▶ [DIRECTIVE] Can you transcribe every line exactly and leave the pictures behind?

** START DATA FOR PROCESSING **

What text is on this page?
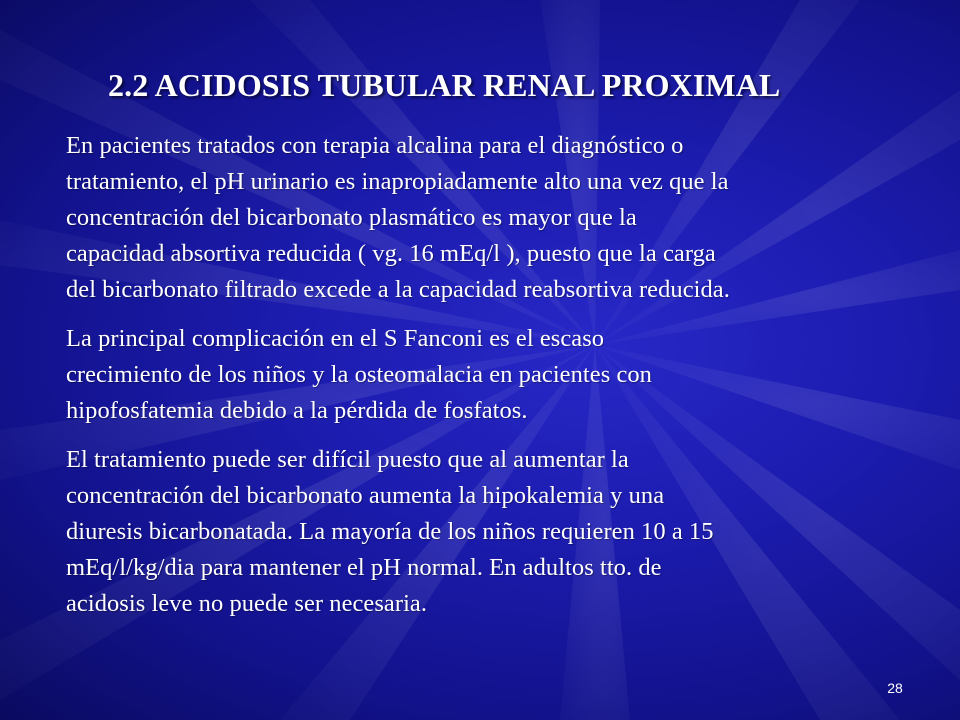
2.2 ACIDOSIS TUBULAR RENAL PROXIMAL

En pacientes tratados con terapia alcalina para el diagnóstico o
tratamiento, el pH urinario es inapropiadamente alto una vez que la
concentración del bicarbonato plasmático es mayor que la
capacidad absortiva reducida ( vg. 16 mEq/l ), puesto que la carga
del bicarbonato filtrado excede a la capacidad reabsortiva reducida.

La principal complicación en el S Fanconi es el escaso
crecimiento de los niños y la osteomalacia en pacientes con
hipofosfatemia debido a la pérdida de fosfatos.

El tratamiento puede ser difícil puesto que al aumentar la
concentración del bicarbonato aumenta la hipokalemia y una
diuresis bicarbonatada. La mayoría de los niños requieren 10 a 15
mEq/l/kg/dia para mantener el pH normal. En adultos tto. de
acidosis leve no puede ser necesaria.

28
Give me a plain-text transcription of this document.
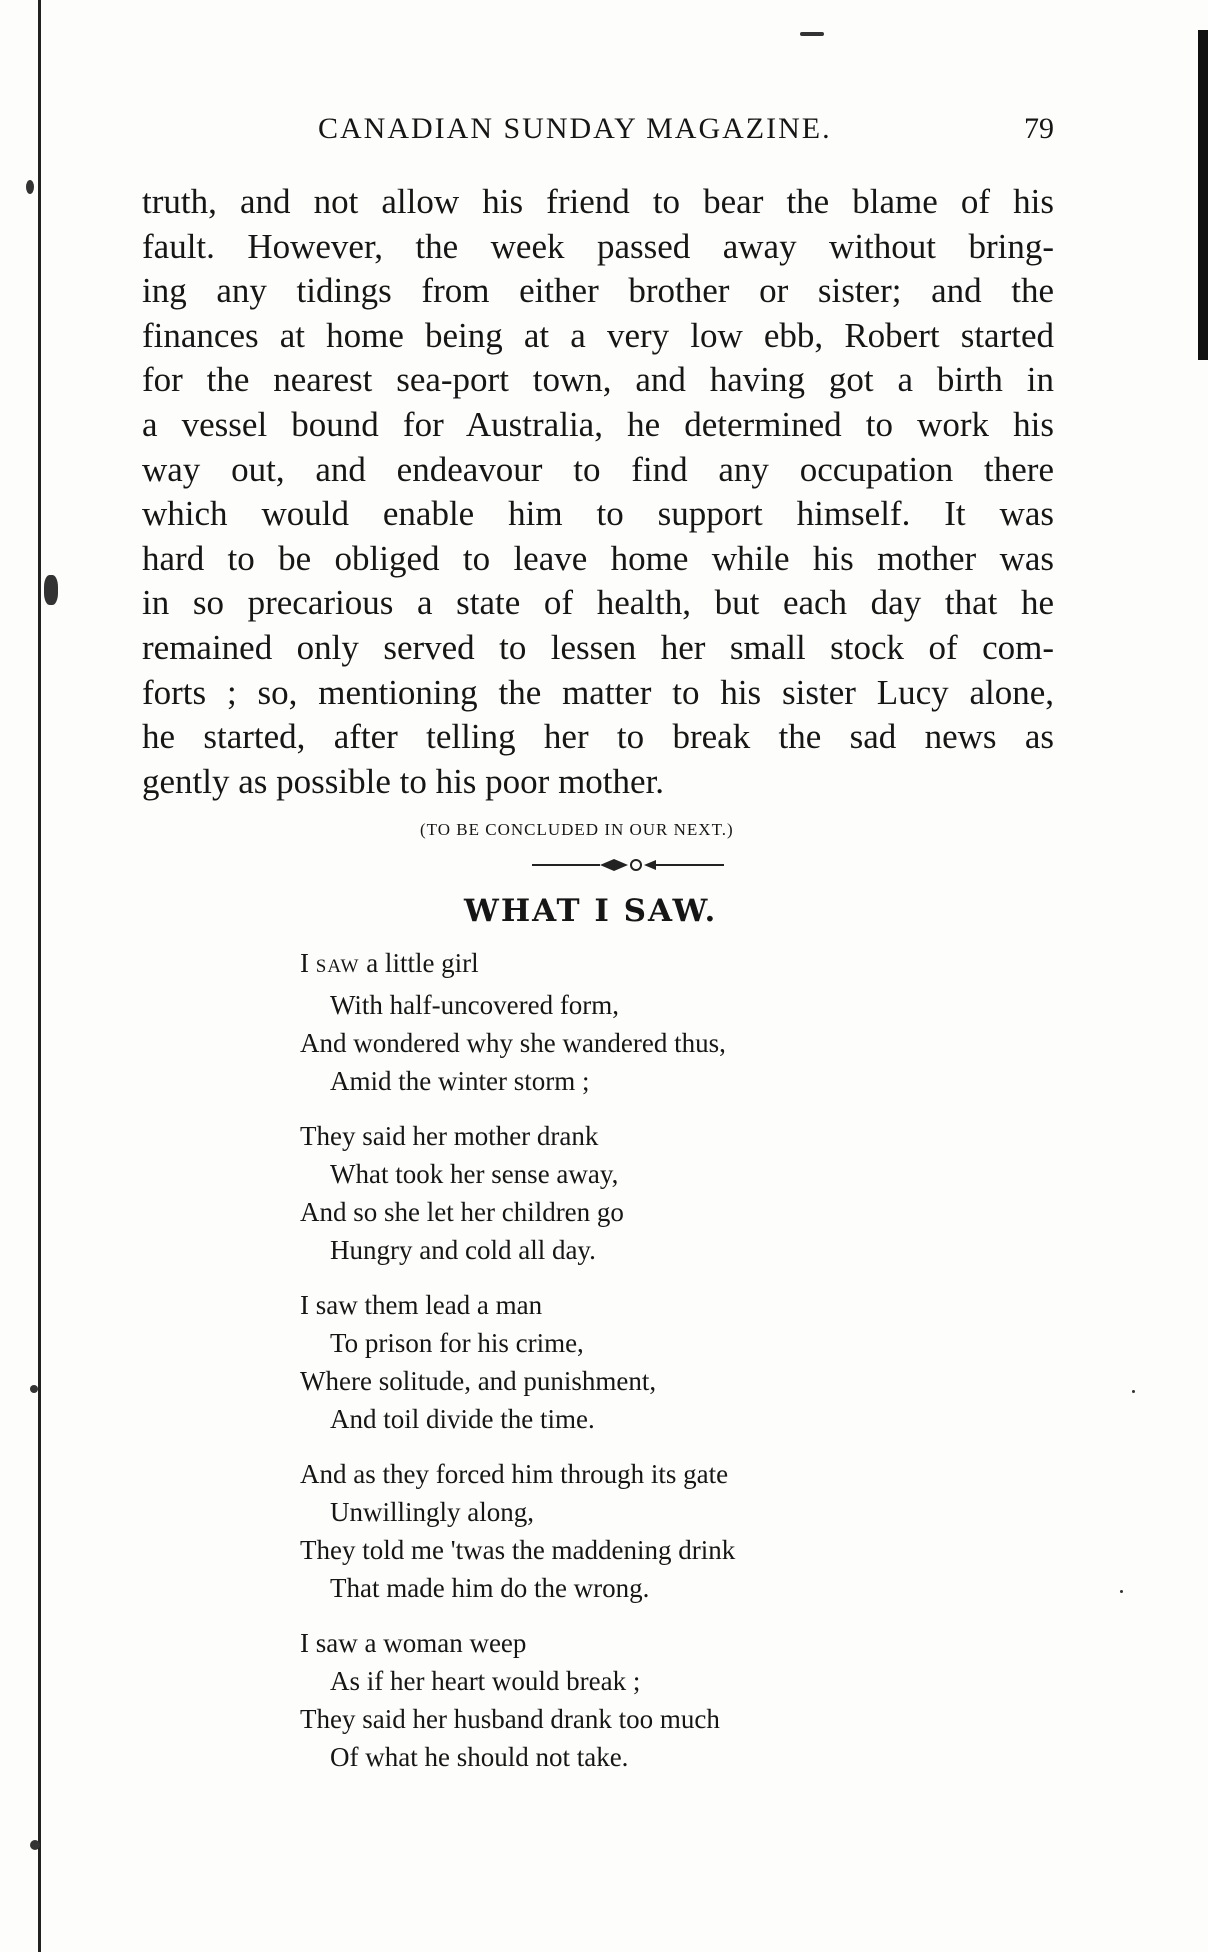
CANADIAN SUNDAY MAGAZINE.	79
truth, and not allow his friend to bear the blame of his
fault. However, the week passed away without bring-
ing any tidings from either brother or sister; and the
finances at home being at a very low ebb, Robert started
for the nearest sea-port town, and having got a birth in
a vessel bound for Australia, he determined to work his
way out, and endeavour to find any occupation there
which would enable him to support himself. It was
hard to be obliged to leave home while his mother was
in so precarious a state of health, but each day that he
remained only served to lessen her small stock of com-
forts ; so, mentioning the matter to his sister Lucy alone,
he started, after telling her to break the sad news as
gently as possible to his poor mother.
(TO BE CONCLUDED IN OUR NEXT.)
WHAT I SAW.
I SAW a little girl
With half-uncovered form,
And wondered why she wandered thus,
Amid the winter storm ;
They said her mother drank
What took her sense away,
And so she let her children go
Hungry and cold all day.
I saw them lead a man
To prison for his crime,
Where solitude, and punishment,
And toil divide the time.
And as they forced him through its gate
Unwillingly along,
They told me 'twas the maddening drink
That made him do the wrong.
I saw a woman weep
As if her heart would break ;
They said her husband drank too much
Of what he should not take.
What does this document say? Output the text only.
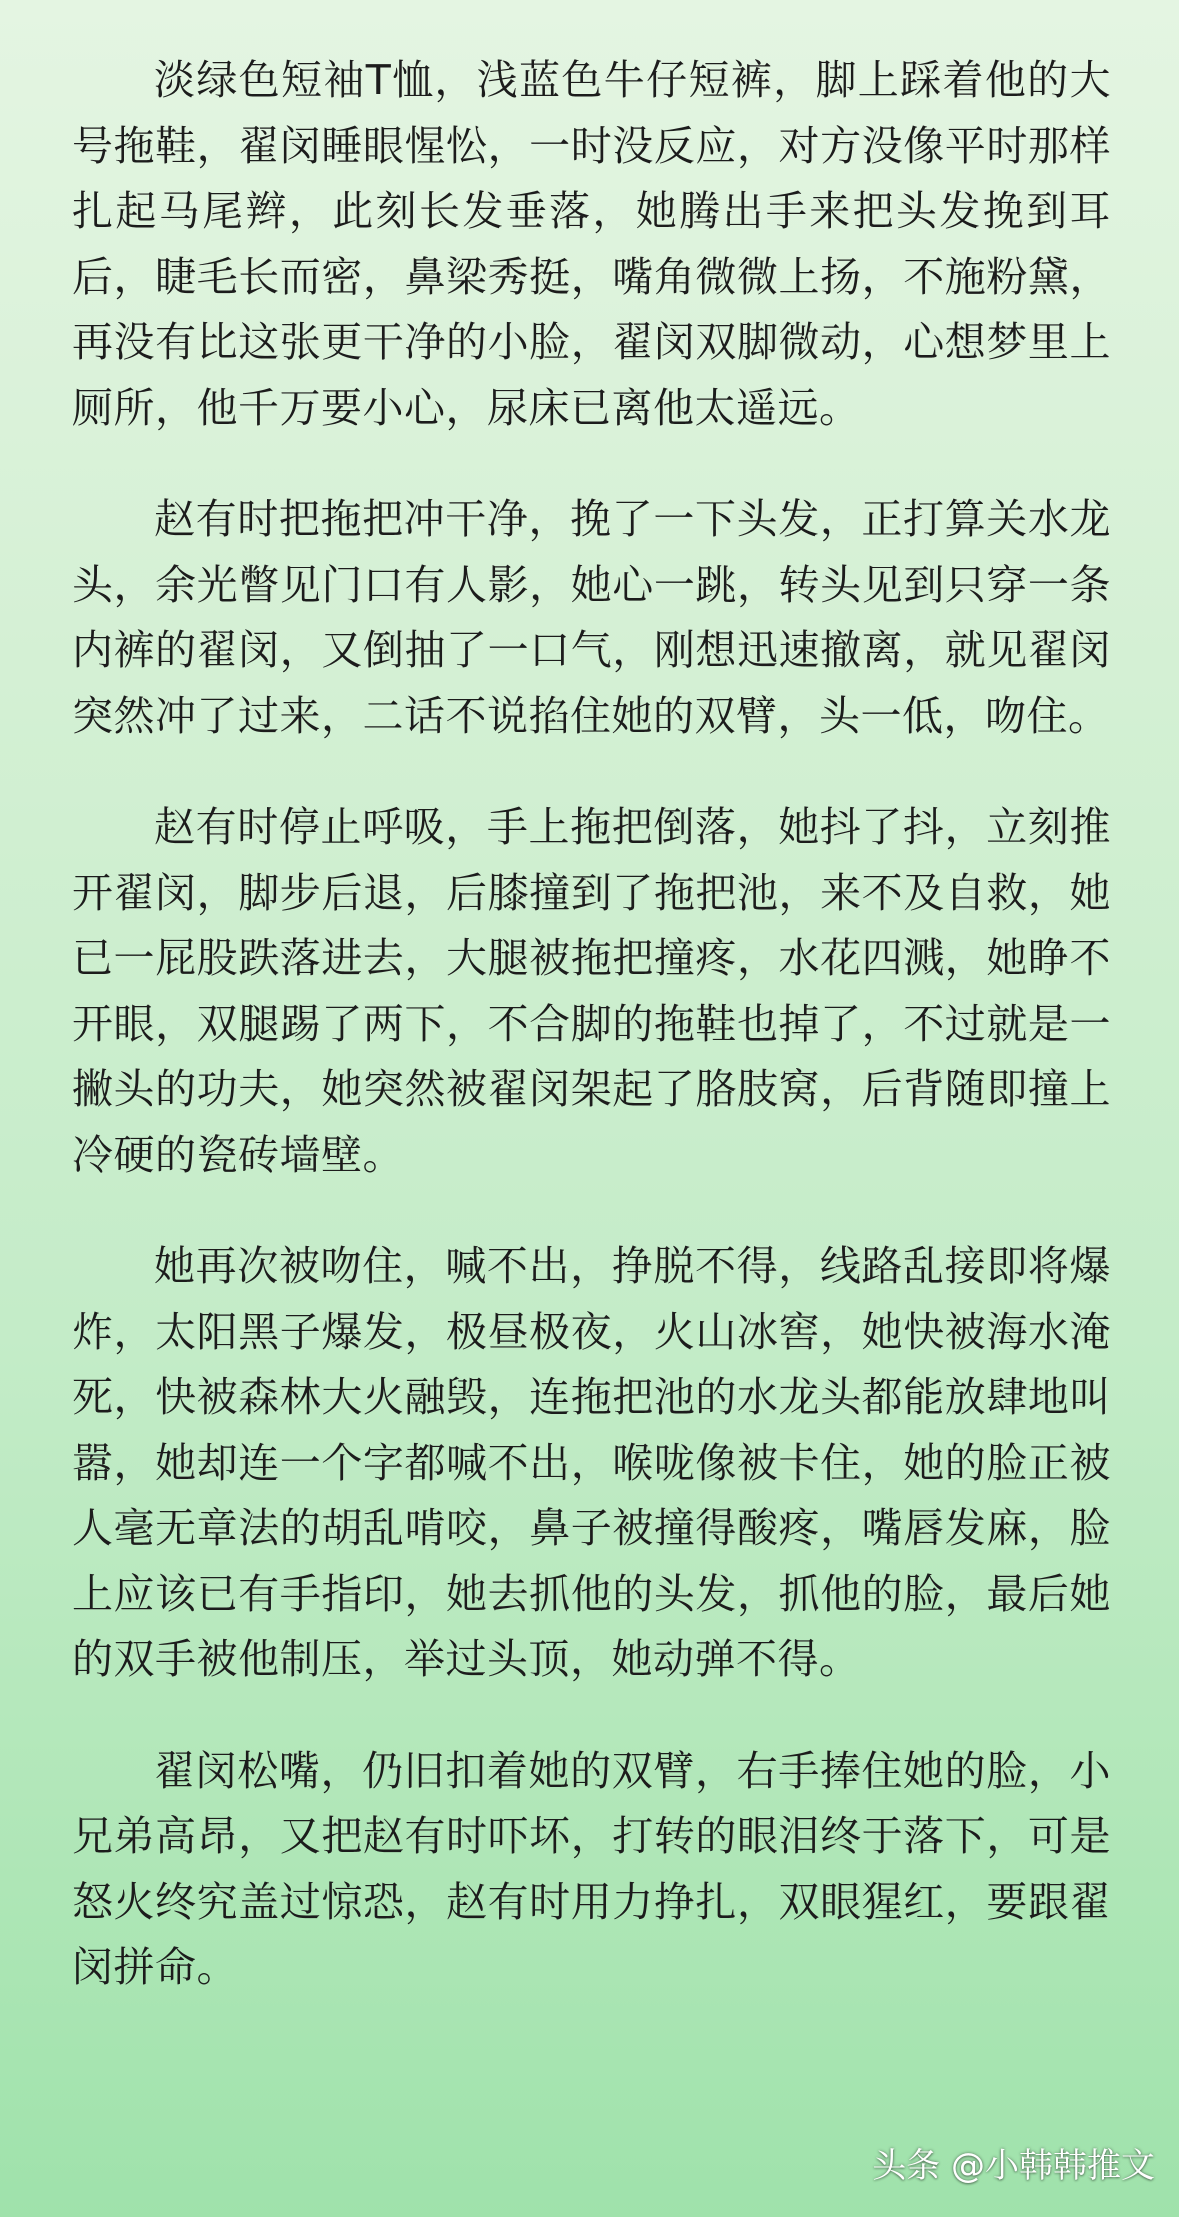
淡绿色短袖T恤，浅蓝色牛仔短裤，脚上踩着他的大号拖鞋，翟闵睡眼惺忪，一时没反应，对方没像平时那样扎起马尾辫，此刻长发垂落，她腾出手来把头发挽到耳后，睫毛长而密，鼻梁秀挺，嘴角微微上扬，不施粉黛，再没有比这张更干净的小脸，翟闵双脚微动，心想梦里上厕所，他千万要小心，尿床已离他太遥远。

赵有时把拖把冲干净，挽了一下头发，正打算关水龙头，余光瞥见门口有人影，她心一跳，转头见到只穿一条内裤的翟闵，又倒抽了一口气，刚想迅速撤离，就见翟闵突然冲了过来，二话不说掐住她的双臂，头一低，吻住。

赵有时停止呼吸，手上拖把倒落，她抖了抖，立刻推开翟闵，脚步后退，后膝撞到了拖把池，来不及自救，她已一屁股跌落进去，大腿被拖把撞疼，水花四溅，她睁不开眼，双腿踢了两下，不合脚的拖鞋也掉了，不过就是一撇头的功夫，她突然被翟闵架起了胳肢窝，后背随即撞上冷硬的瓷砖墙壁。

她再次被吻住，喊不出，挣脱不得，线路乱接即将爆炸，太阳黑子爆发，极昼极夜，火山冰窖，她快被海水淹死，快被森林大火融毁，连拖把池的水龙头都能放肆地叫嚣，她却连一个字都喊不出，喉咙像被卡住，她的脸正被人毫无章法的胡乱啃咬，鼻子被撞得酸疼，嘴唇发麻，脸上应该已有手指印，她去抓他的头发，抓他的脸，最后她的双手被他制压，举过头顶，她动弹不得。

翟闵松嘴，仍旧扣着她的双臂，右手捧住她的脸，小兄弟高昂，又把赵有时吓坏，打转的眼泪终于落下，可是怒火终究盖过惊恐，赵有时用力挣扎，双眼猩红，要跟翟闵拼命。

头条 @小韩韩推文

** END DATA FOR PROCESSING **

▶ [THE REPLY]
What text is on this page?
2.2 ACIDOSIS TUBULAR RENAL PROXIMAL

En pacientes tratados con terapia alcalina para el diagnóstico o
tratamiento, el pH urinario es inapropiadamente alto una vez que la
concentración del bicarbonato plasmático es mayor que la
capacidad absortiva reducida ( vg. 16 mEq/l ), puesto que la carga
del bicarbonato filtrado excede a la capacidad reabsortiva reducida.

La principal complicación en el S Fanconi es el escaso
crecimiento de los niños y la osteomalacia en pacientes con
hipofosfatemia debido a la pérdida de fosfatos.

El tratamiento puede ser difícil puesto que al aumentar la
concentración del bicarbonato aumenta la hipokalemia y una
diuresis bicarbonatada. La mayoría de los niños requieren 10 a 15
mEq/l/kg/dia para mantener el pH normal. En adultos tto. de
acidosis leve no puede ser necesaria.

28
Give me a plain-text transcription of this document.
CANADIAN SUNDAY MAGAZINE.	79
truth, and not allow his friend to bear the blame of his
fault. However, the week passed away without bring-
ing any tidings from either brother or sister; and the
finances at home being at a very low ebb, Robert started
for the nearest sea-port town, and having got a birth in
a vessel bound for Australia, he determined to work his
way out, and endeavour to find any occupation there
which would enable him to support himself. It was
hard to be obliged to leave home while his mother was
in so precarious a state of health, but each day that he
remained only served to lessen her small stock of com-
forts ; so, mentioning the matter to his sister Lucy alone,
he started, after telling her to break the sad news as
gently as possible to his poor mother.
(TO BE CONCLUDED IN OUR NEXT.)
WHAT I SAW.
I SAW a little girl
With half-uncovered form,
And wondered why she wandered thus,
Amid the winter storm ;
They said her mother drank
What took her sense away,
And so she let her children go
Hungry and cold all day.
I saw them lead a man
To prison for his crime,
Where solitude, and punishment,
And toil divide the time.
And as they forced him through its gate
Unwillingly along,
They told me 'twas the maddening drink
That made him do the wrong.
I saw a woman weep
As if her heart would break ;
They said her husband drank too much
Of what he should not take.
What does this document say? Output the text only.
淡绿色短袖T恤，浅蓝色牛仔短裤，脚上踩着他的大号拖鞋，翟闵睡眼惺忪，一时没反应，对方没像平时那样扎起马尾辫，此刻长发垂落，她腾出手来把头发挽到耳后，睫毛长而密，鼻梁秀挺，嘴角微微上扬，不施粉黛，再没有比这张更干净的小脸，翟闵双脚微动，心想梦里上厕所，他千万要小心，尿床已离他太遥远。

赵有时把拖把冲干净，挽了一下头发，正打算关水龙头，余光瞥见门口有人影，她心一跳，转头见到只穿一条内裤的翟闵，又倒抽了一口气，刚想迅速撤离，就见翟闵突然冲了过来，二话不说掐住她的双臂，头一低，吻住。

赵有时停止呼吸，手上拖把倒落，她抖了抖，立刻推开翟闵，脚步后退，后膝撞到了拖把池，来不及自救，她已一屁股跌落进去，大腿被拖把撞疼，水花四溅，她睁不开眼，双腿踢了两下，不合脚的拖鞋也掉了，不过就是一撇头的功夫，她突然被翟闵架起了胳肢窝，后背随即撞上冷硬的瓷砖墙壁。

她再次被吻住，喊不出，挣脱不得，线路乱接即将爆炸，太阳黑子爆发，极昼极夜，火山冰窖，她快被海水淹死，快被森林大火融毁，连拖把池的水龙头都能放肆地叫嚣，她却连一个字都喊不出，喉咙像被卡住，她的脸正被人毫无章法的胡乱啃咬，鼻子被撞得酸疼，嘴唇发麻，脸上应该已有手指印，她去抓他的头发，抓他的脸，最后她的双手被他制压，举过头顶，她动弹不得。

翟闵松嘴，仍旧扣着她的双臂，右手捧住她的脸，小兄弟高昂，又把赵有时吓坏，打转的眼泪终于落下，可是怒火终究盖过惊恐，赵有时用力挣扎，双眼猩红，要跟翟闵拼命。

头条 @小韩韩推文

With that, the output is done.